Given task: Below is a set of records. Repeat all of them exactly.

Input for this task:
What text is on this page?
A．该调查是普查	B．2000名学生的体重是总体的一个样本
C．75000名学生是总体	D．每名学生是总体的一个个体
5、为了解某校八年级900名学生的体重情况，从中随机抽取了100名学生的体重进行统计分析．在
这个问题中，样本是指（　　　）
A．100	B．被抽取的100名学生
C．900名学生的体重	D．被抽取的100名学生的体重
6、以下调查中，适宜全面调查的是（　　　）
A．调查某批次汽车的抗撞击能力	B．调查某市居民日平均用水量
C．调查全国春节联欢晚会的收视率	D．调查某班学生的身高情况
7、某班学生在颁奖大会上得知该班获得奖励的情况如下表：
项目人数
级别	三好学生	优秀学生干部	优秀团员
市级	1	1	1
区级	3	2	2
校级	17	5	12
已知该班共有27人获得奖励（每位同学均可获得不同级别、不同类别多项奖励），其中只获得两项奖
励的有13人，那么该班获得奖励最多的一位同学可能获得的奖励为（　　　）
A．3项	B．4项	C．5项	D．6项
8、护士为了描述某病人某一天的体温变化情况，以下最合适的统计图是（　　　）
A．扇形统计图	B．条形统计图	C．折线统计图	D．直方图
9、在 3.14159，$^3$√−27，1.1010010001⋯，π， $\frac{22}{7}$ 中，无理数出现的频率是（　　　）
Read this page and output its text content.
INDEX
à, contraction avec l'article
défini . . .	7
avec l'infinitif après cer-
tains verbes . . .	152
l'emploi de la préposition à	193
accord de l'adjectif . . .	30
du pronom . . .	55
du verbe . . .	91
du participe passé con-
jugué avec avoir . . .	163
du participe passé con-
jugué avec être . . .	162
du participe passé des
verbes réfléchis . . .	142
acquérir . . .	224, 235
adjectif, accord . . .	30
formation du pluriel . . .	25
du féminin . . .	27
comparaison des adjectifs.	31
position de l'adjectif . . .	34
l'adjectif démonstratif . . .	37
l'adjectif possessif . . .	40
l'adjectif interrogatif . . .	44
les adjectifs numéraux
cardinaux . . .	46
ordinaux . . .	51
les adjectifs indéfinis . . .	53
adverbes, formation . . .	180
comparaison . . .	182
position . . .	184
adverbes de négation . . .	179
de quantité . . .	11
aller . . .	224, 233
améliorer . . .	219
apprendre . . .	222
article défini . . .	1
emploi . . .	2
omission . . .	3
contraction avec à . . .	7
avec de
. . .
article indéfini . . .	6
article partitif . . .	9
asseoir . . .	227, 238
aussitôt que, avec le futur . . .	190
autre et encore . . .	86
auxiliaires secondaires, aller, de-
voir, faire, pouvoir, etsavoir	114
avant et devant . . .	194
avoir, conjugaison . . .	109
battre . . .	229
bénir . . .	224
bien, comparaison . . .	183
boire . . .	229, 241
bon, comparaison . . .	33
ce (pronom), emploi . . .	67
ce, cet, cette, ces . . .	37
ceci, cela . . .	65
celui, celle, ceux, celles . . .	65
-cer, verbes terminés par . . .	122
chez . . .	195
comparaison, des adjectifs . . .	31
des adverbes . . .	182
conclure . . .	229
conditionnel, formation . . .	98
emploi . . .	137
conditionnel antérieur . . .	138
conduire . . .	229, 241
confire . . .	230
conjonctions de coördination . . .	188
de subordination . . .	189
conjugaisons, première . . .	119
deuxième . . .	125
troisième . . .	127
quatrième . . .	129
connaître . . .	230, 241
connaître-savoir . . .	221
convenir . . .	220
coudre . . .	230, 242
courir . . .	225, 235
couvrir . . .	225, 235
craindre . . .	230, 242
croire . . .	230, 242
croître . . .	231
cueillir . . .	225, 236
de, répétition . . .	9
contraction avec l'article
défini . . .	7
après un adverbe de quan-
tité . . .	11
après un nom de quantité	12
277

Result:
What text is on this page?
A．该调查是普查	B．2000名学生的体重是总体的一个样本
C．75000名学生是总体	D．每名学生是总体的一个个体
5、为了解某校八年级900名学生的体重情况，从中随机抽取了100名学生的体重进行统计分析．在
这个问题中，样本是指（　　　）
A．100	B．被抽取的100名学生
C．900名学生的体重	D．被抽取的100名学生的体重
6、以下调查中，适宜全面调查的是（　　　）
A．调查某批次汽车的抗撞击能力	B．调查某市居民日平均用水量
C．调查全国春节联欢晚会的收视率	D．调查某班学生的身高情况
7、某班学生在颁奖大会上得知该班获得奖励的情况如下表：
项目人数
级别	三好学生	优秀学生干部	优秀团员
市级	1	1	1
区级	3	2	2
校级	17	5	12
已知该班共有27人获得奖励（每位同学均可获得不同级别、不同类别多项奖励），其中只获得两项奖
励的有13人，那么该班获得奖励最多的一位同学可能获得的奖励为（　　　）
A．3项	B．4项	C．5项	D．6项
8、护士为了描述某病人某一天的体温变化情况，以下最合适的统计图是（　　　）
A．扇形统计图	B．条形统计图	C．折线统计图	D．直方图
9、在 3.14159，$^3$√−27，1.1010010001⋯，π， $\frac{22}{7}$ 中，无理数出现的频率是（　　　）
Read this page and output its text content.
INDEX
à, contraction avec l'article
défini . . .	7
avec l'infinitif après cer-
tains verbes . . .	152
l'emploi de la préposition à	193
accord de l'adjectif . . .	30
du pronom . . .	55
du verbe . . .	91
du participe passé con-
jugué avec avoir . . .	163
du participe passé con-
jugué avec être . . .	162
du participe passé des
verbes réfléchis . . .	142
acquérir . . .	224, 235
adjectif, accord . . .	30
formation du pluriel . . .	25
du féminin . . .	27
comparaison des adjectifs.	31
position de l'adjectif . . .	34
l'adjectif démonstratif . . .	37
l'adjectif possessif . . .	40
l'adjectif interrogatif . . .	44
les adjectifs numéraux
cardinaux . . .	46
ordinaux . . .	51
les adjectifs indéfinis . . .	53
adverbes, formation . . .	180
comparaison . . .	182
position . . .	184
adverbes de négation . . .	179
de quantité . . .	11
aller . . .	224, 233
améliorer . . .	219
apprendre . . .	222
article défini . . .	1
emploi . . .	2
omission . . .	3
contraction avec à . . .	7
avec de
. . .
article indéfini . . .	6
article partitif . . .	9
asseoir . . .	227, 238
aussitôt que, avec le futur . . .	190
autre et encore . . .	86
auxiliaires secondaires, aller, de-
voir, faire, pouvoir, etsavoir	114
avant et devant . . .	194
avoir, conjugaison . . .	109
battre . . .	229
bénir . . .	224
bien, comparaison . . .	183
boire . . .	229, 241
bon, comparaison . . .	33
ce (pronom), emploi . . .	67
ce, cet, cette, ces . . .	37
ceci, cela . . .	65
celui, celle, ceux, celles . . .	65
-cer, verbes terminés par . . .	122
chez . . .	195
comparaison, des adjectifs . . .	31
des adverbes . . .	182
conclure . . .	229
conditionnel, formation . . .	98
emploi . . .	137
conditionnel antérieur . . .	138
conduire . . .	229, 241
confire . . .	230
conjonctions de coördination . . .	188
de subordination . . .	189
conjugaisons, première . . .	119
deuxième . . .	125
troisième . . .	127
quatrième . . .	129
connaître . . .	230, 241
connaître-savoir . . .	221
convenir . . .	220
coudre . . .	230, 242
courir . . .	225, 235
couvrir . . .	225, 235
craindre . . .	230, 242
croire . . .	230, 242
croître . . .	231
cueillir . . .	225, 236
de, répétition . . .	9
contraction avec l'article
défini . . .	7
après un adverbe de quan-
tité . . .	11
après un nom de quantité	12
277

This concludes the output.